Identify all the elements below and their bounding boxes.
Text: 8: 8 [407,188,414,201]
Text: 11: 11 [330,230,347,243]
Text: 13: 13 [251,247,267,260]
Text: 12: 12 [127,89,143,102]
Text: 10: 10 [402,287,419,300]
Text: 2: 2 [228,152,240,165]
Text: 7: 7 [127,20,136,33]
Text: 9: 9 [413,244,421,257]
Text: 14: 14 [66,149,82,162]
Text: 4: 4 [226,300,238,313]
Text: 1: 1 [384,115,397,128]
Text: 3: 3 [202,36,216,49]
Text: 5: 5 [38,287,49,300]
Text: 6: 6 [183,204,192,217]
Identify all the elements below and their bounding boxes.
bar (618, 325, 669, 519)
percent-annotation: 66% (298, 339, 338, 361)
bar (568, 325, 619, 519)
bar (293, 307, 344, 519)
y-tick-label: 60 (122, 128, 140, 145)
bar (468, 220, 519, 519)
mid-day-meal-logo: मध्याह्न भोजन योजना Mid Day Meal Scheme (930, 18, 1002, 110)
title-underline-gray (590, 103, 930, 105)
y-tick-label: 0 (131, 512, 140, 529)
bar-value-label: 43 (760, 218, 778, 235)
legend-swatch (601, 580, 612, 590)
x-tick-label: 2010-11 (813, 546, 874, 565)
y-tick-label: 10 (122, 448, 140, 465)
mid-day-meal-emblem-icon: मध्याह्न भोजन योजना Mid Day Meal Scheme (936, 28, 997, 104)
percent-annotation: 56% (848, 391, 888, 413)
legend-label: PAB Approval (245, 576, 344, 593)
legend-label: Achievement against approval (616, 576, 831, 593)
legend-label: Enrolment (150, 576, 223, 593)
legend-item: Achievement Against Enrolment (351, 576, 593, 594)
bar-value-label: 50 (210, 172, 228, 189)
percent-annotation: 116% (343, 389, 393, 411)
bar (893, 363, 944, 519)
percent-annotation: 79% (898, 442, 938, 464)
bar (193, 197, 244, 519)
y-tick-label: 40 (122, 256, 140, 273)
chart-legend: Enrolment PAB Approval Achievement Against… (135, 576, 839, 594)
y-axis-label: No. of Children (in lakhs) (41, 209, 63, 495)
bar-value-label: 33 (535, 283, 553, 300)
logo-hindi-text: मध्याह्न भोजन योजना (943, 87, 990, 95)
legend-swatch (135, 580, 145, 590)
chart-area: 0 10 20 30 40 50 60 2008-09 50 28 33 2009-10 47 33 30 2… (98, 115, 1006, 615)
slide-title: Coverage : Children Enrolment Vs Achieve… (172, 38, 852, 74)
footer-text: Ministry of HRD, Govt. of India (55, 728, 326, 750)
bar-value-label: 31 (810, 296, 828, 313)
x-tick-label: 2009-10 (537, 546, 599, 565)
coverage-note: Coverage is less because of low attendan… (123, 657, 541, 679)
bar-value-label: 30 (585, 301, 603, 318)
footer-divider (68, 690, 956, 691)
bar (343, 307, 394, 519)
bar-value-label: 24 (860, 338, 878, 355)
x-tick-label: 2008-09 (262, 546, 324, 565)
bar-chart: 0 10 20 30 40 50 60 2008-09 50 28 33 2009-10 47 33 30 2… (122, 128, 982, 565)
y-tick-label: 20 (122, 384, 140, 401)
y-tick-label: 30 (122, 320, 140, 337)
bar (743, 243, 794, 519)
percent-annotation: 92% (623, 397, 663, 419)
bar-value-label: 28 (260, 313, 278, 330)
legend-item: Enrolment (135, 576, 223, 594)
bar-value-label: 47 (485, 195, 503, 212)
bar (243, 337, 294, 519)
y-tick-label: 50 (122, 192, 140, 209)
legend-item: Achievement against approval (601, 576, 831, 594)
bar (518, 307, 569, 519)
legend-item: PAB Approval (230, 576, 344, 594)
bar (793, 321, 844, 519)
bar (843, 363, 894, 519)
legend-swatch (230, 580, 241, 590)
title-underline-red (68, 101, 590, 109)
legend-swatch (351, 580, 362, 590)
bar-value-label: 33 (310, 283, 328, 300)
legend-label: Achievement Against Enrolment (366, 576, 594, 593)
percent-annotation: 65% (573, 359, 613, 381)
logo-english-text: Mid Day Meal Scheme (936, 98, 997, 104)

▶ Task objective
Update the data above by replacing every instance of "legend-swatch" with "legend-marker", and reproduce all of it with nothing else altered.

▶ Correct response
Identify all the elements below and their bounding boxes.
Text: 8: 8 [407,188,414,201]
Text: 11: 11 [330,230,347,243]
Text: 13: 13 [251,247,267,260]
Text: 12: 12 [127,89,143,102]
Text: 10: 10 [402,287,419,300]
Text: 2: 2 [228,152,240,165]
Text: 7: 7 [127,20,136,33]
Text: 9: 9 [413,244,421,257]
Text: 14: 14 [66,149,82,162]
Text: 4: 4 [226,300,238,313]
Text: 1: 1 [384,115,397,128]
Text: 3: 3 [202,36,216,49]
Text: 5: 5 [38,287,49,300]
Text: 6: 6 [183,204,192,217]
Identify all the elements below and their bounding boxes.
bar (618, 325, 669, 519)
percent-annotation: 66% (298, 339, 338, 361)
bar (568, 325, 619, 519)
bar (293, 307, 344, 519)
y-tick-label: 60 (122, 128, 140, 145)
bar (468, 220, 519, 519)
mid-day-meal-logo: मध्याह्न भोजन योजना Mid Day Meal Scheme (930, 18, 1002, 110)
title-underline-gray (590, 103, 930, 105)
y-tick-label: 0 (131, 512, 140, 529)
bar-value-label: 43 (760, 218, 778, 235)
legend-marker (601, 580, 612, 590)
x-tick-label: 2010-11 (813, 546, 874, 565)
y-tick-label: 10 (122, 448, 140, 465)
mid-day-meal-emblem-icon: मध्याह्न भोजन योजना Mid Day Meal Scheme (936, 28, 997, 104)
percent-annotation: 56% (848, 391, 888, 413)
legend-label: PAB Approval (245, 576, 344, 593)
legend-label: Achievement against approval (616, 576, 831, 593)
legend-label: Enrolment (150, 576, 223, 593)
legend-item: Achievement Against Enrolment (351, 576, 593, 594)
bar-value-label: 50 (210, 172, 228, 189)
percent-annotation: 116% (343, 389, 393, 411)
bar (893, 363, 944, 519)
percent-annotation: 79% (898, 442, 938, 464)
bar (193, 197, 244, 519)
y-tick-label: 40 (122, 256, 140, 273)
chart-legend: Enrolment PAB Approval Achievement Against… (135, 576, 839, 594)
y-axis-label: No. of Children (in lakhs) (41, 209, 63, 495)
bar-value-label: 33 (535, 283, 553, 300)
logo-hindi-text: मध्याह्न भोजन योजना (943, 87, 990, 95)
legend-marker (135, 580, 145, 590)
chart-area: 0 10 20 30 40 50 60 2008-09 50 28 33 2009-10 47 33 30 2… (98, 115, 1006, 615)
slide-title: Coverage : Children Enrolment Vs Achieve… (172, 38, 852, 74)
footer-text: Ministry of HRD, Govt. of India (55, 728, 326, 750)
bar-value-label: 31 (810, 296, 828, 313)
x-tick-label: 2009-10 (537, 546, 599, 565)
coverage-note: Coverage is less because of low attendan… (123, 657, 541, 679)
bar-value-label: 30 (585, 301, 603, 318)
footer-divider (68, 690, 956, 691)
bar (343, 307, 394, 519)
bar-value-label: 24 (860, 338, 878, 355)
x-tick-label: 2008-09 (262, 546, 324, 565)
bar-chart: 0 10 20 30 40 50 60 2008-09 50 28 33 2009-10 47 33 30 2… (122, 128, 982, 565)
y-tick-label: 20 (122, 384, 140, 401)
y-tick-label: 30 (122, 320, 140, 337)
bar (743, 243, 794, 519)
percent-annotation: 92% (623, 397, 663, 419)
bar-value-label: 28 (260, 313, 278, 330)
legend-item: Enrolment (135, 576, 223, 594)
bar-value-label: 47 (485, 195, 503, 212)
bar (243, 337, 294, 519)
y-tick-label: 50 (122, 192, 140, 209)
legend-item: Achievement against approval (601, 576, 831, 594)
bar (518, 307, 569, 519)
legend-item: PAB Approval (230, 576, 344, 594)
bar (793, 321, 844, 519)
bar (843, 363, 894, 519)
legend-marker (230, 580, 241, 590)
title-underline-red (68, 101, 590, 109)
legend-marker (351, 580, 362, 590)
bar-value-label: 33 (310, 283, 328, 300)
legend-label: Achievement Against Enrolment (366, 576, 594, 593)
percent-annotation: 65% (573, 359, 613, 381)
logo-english-text: Mid Day Meal Scheme (936, 98, 997, 104)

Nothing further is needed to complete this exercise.